(Exercise description): Count the lines in the records below that contain the string "label". Reply with that number alone.

(Data excerpts):
──────
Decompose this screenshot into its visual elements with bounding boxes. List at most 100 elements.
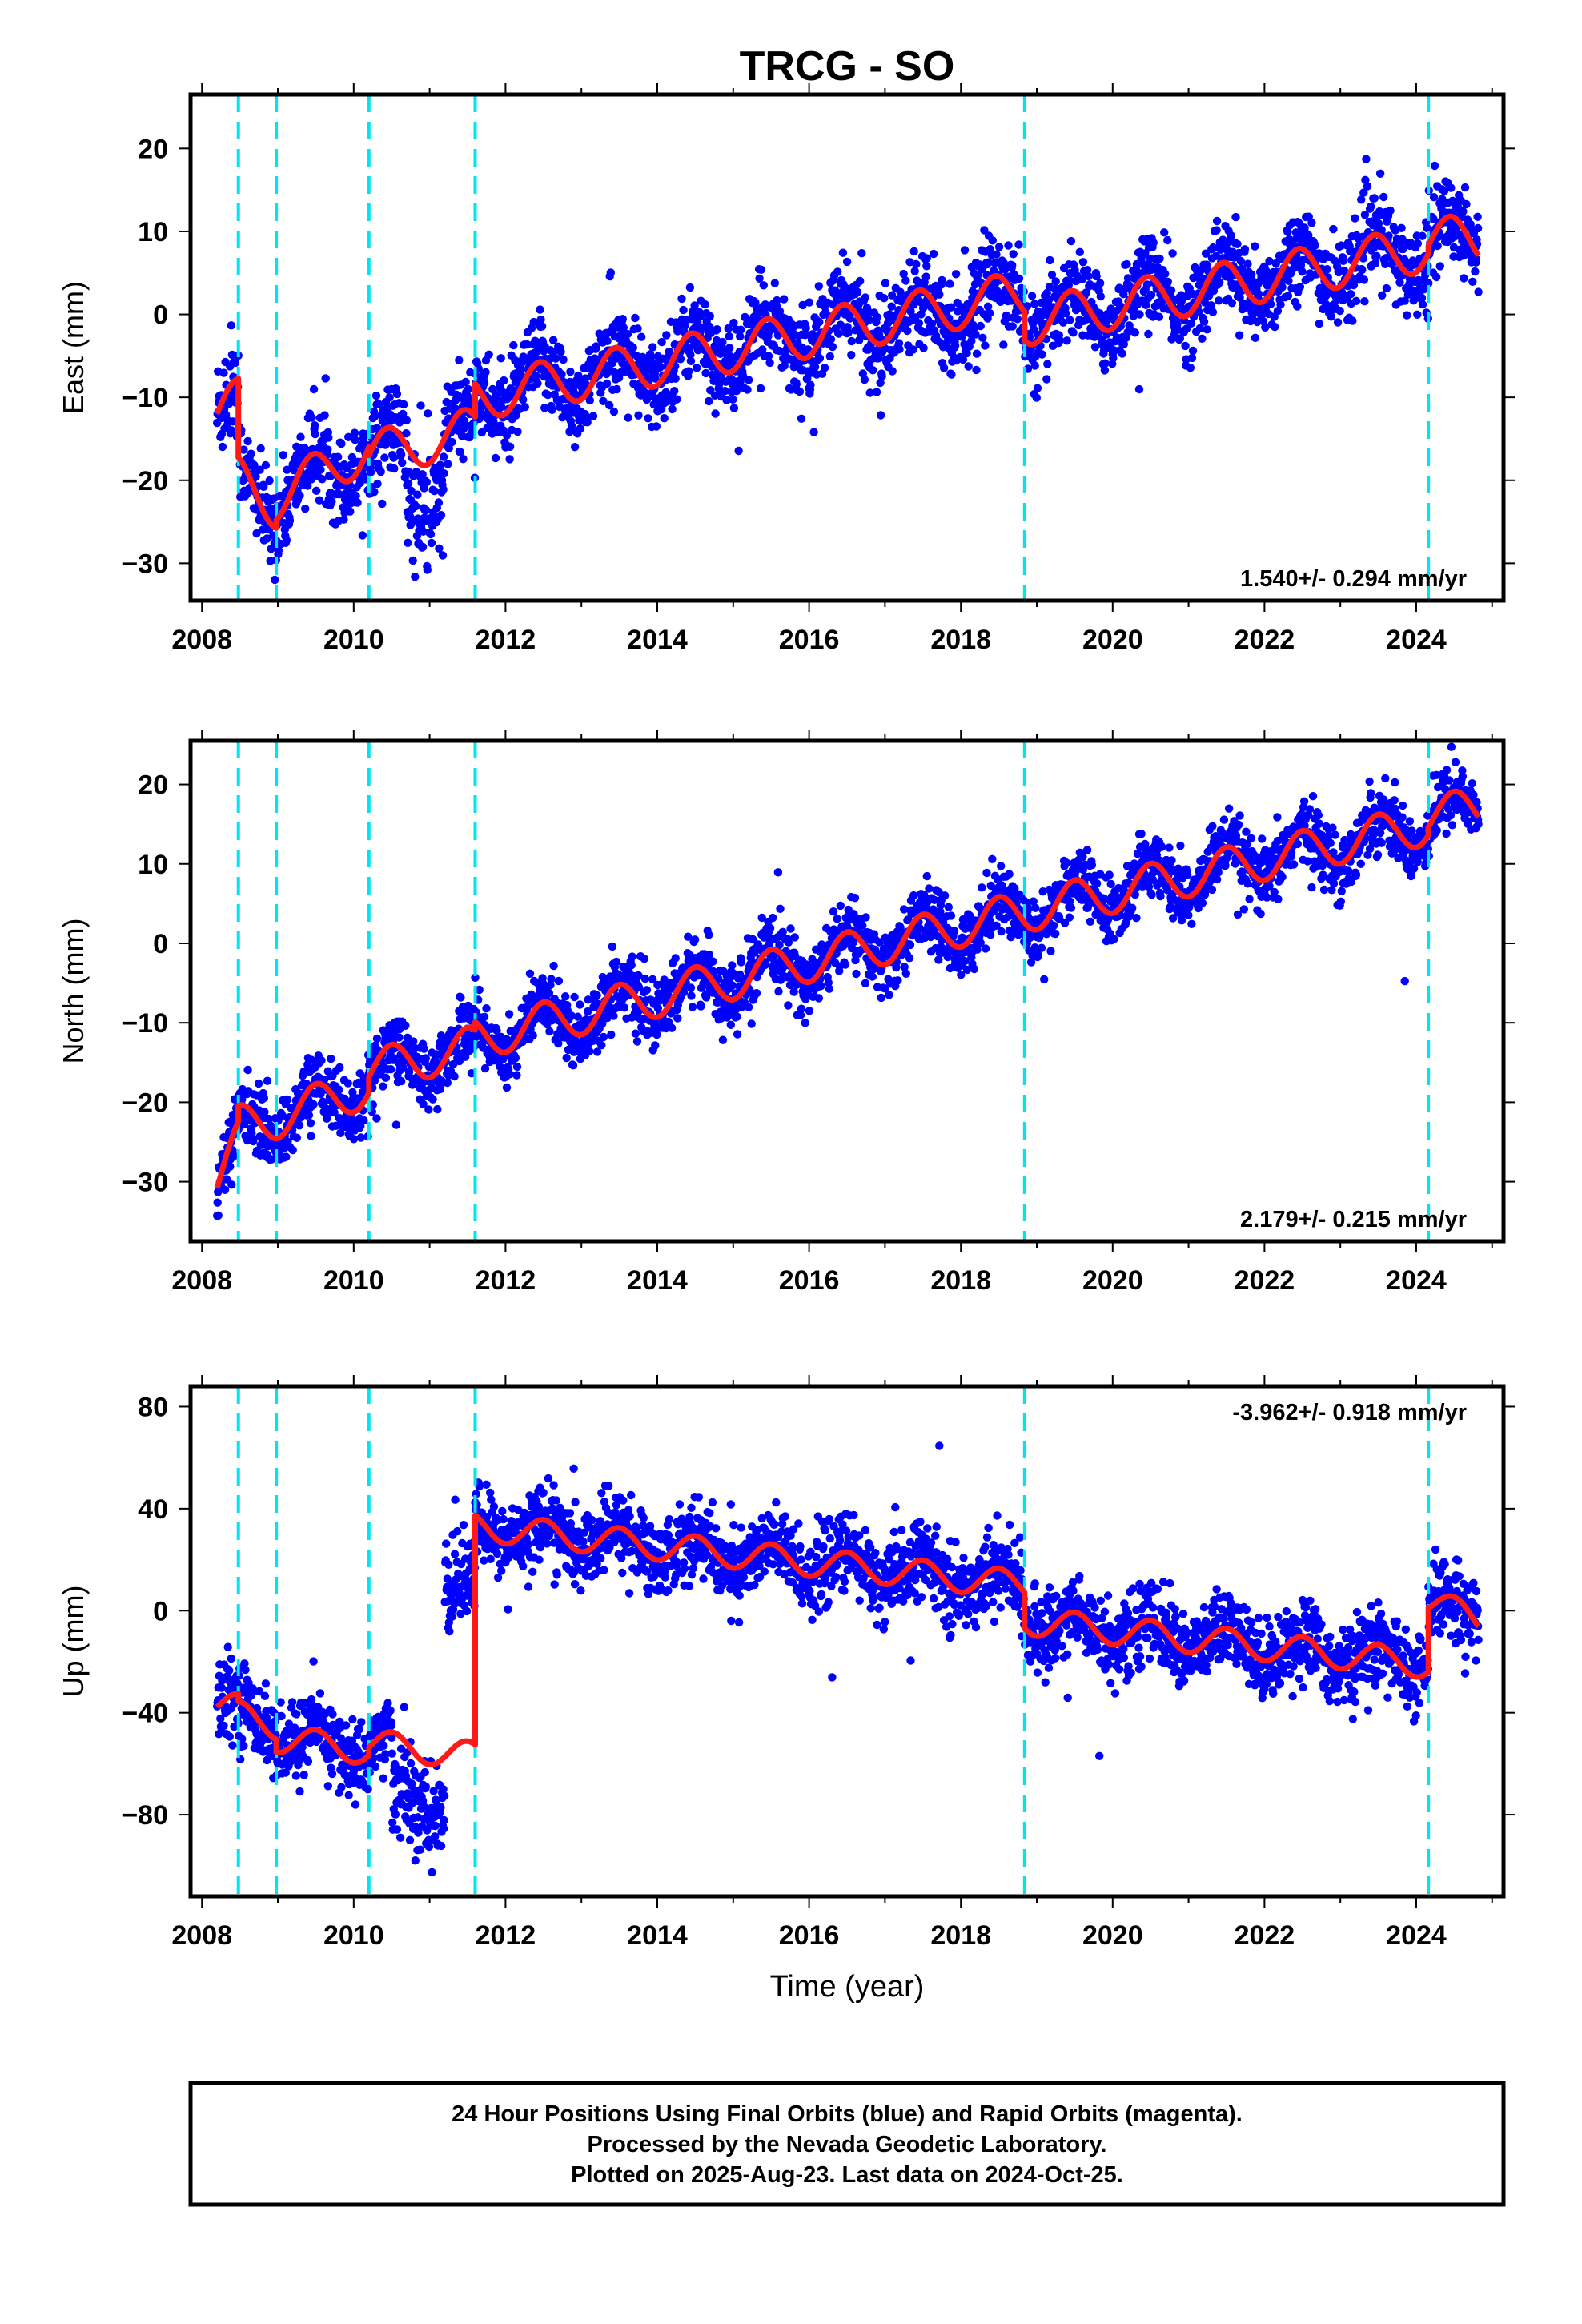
data-point <box>484 350 493 359</box>
data-point <box>1382 283 1391 293</box>
data-point <box>806 380 815 389</box>
x-tick-label: 2020 <box>1082 625 1143 655</box>
data-point <box>1359 275 1369 284</box>
data-point <box>833 267 842 276</box>
data-point <box>671 954 680 963</box>
data-point <box>631 313 640 323</box>
data-point <box>306 1119 315 1128</box>
data-point <box>500 376 508 385</box>
data-point <box>239 445 248 454</box>
data-point <box>421 1054 430 1063</box>
velocity-label: 1.540+/- 0.294 mm/yr <box>1240 566 1467 592</box>
data-point <box>1413 239 1423 248</box>
data-point <box>426 529 436 539</box>
data-point <box>690 301 699 310</box>
data-point <box>1293 302 1302 311</box>
data-point <box>972 365 981 375</box>
data-point <box>418 542 428 552</box>
data-point <box>1243 259 1252 268</box>
data-point <box>1447 183 1456 192</box>
data-point <box>599 396 608 405</box>
y-tick-label: −20 <box>122 466 168 497</box>
data-point <box>220 1185 230 1195</box>
data-point <box>841 960 850 969</box>
data-point <box>307 413 316 422</box>
data-point <box>718 1035 728 1044</box>
data-point <box>925 884 934 893</box>
x-tick-label: 2022 <box>1235 625 1295 655</box>
data-point <box>295 491 304 500</box>
data-point <box>978 883 986 892</box>
data-point <box>1122 259 1131 269</box>
data-point <box>978 333 987 342</box>
y-tick-label: 10 <box>138 217 168 247</box>
data-point <box>401 1021 410 1031</box>
data-point <box>1251 333 1260 342</box>
data-point <box>536 315 545 324</box>
data-point <box>1251 242 1259 251</box>
data-point <box>729 395 737 404</box>
data-point <box>387 1065 396 1074</box>
data-point <box>554 976 564 986</box>
data-point <box>556 348 565 356</box>
data-point <box>1038 350 1046 359</box>
data-point <box>402 429 411 438</box>
data-point <box>392 389 402 399</box>
data-point <box>427 538 436 548</box>
data-point <box>780 361 789 370</box>
data-point <box>251 472 260 481</box>
data-point <box>1311 241 1319 250</box>
data-point <box>705 931 713 939</box>
data-point <box>686 983 696 992</box>
chart-title: TRCG - SO <box>740 43 955 90</box>
data-point <box>597 1041 606 1050</box>
data-point <box>412 501 420 511</box>
data-point <box>861 293 870 302</box>
data-point <box>725 332 733 341</box>
data-point <box>910 267 919 275</box>
data-point <box>888 367 897 376</box>
data-point <box>327 497 336 506</box>
data-point <box>868 972 877 981</box>
data-point <box>390 464 399 473</box>
data-point <box>1161 269 1170 279</box>
data-point <box>825 352 835 361</box>
data-point <box>1227 299 1237 308</box>
data-point <box>905 940 915 950</box>
data-point <box>757 265 765 274</box>
data-point <box>1378 291 1387 300</box>
data-point <box>520 403 529 412</box>
data-point <box>803 374 812 383</box>
data-point <box>1042 375 1051 384</box>
data-point <box>1212 216 1222 226</box>
data-point <box>628 344 637 352</box>
data-point <box>634 359 644 368</box>
data-point <box>1154 312 1164 321</box>
data-point <box>701 368 710 378</box>
data-point <box>349 1135 359 1144</box>
data-point <box>545 1027 554 1036</box>
data-point <box>828 342 837 352</box>
data-point <box>335 1085 343 1094</box>
data-point <box>1432 272 1441 282</box>
data-point <box>741 312 749 322</box>
data-point <box>901 276 910 285</box>
y-tick-label: 0 <box>153 300 168 331</box>
data-point <box>1166 286 1176 295</box>
data-point <box>219 368 228 377</box>
data-point <box>670 387 679 396</box>
data-point <box>805 1007 814 1015</box>
data-point <box>408 556 417 565</box>
data-point <box>885 991 893 999</box>
data-point <box>912 259 921 269</box>
data-point <box>1215 296 1223 305</box>
data-point <box>1360 297 1369 306</box>
data-point <box>986 308 994 318</box>
data-point <box>877 411 885 420</box>
data-point <box>944 903 954 911</box>
data-point <box>261 460 271 470</box>
data-point <box>817 982 825 991</box>
data-point <box>334 452 343 461</box>
data-point <box>1199 317 1209 326</box>
data-point <box>549 961 558 971</box>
──────
(Response to this task): 6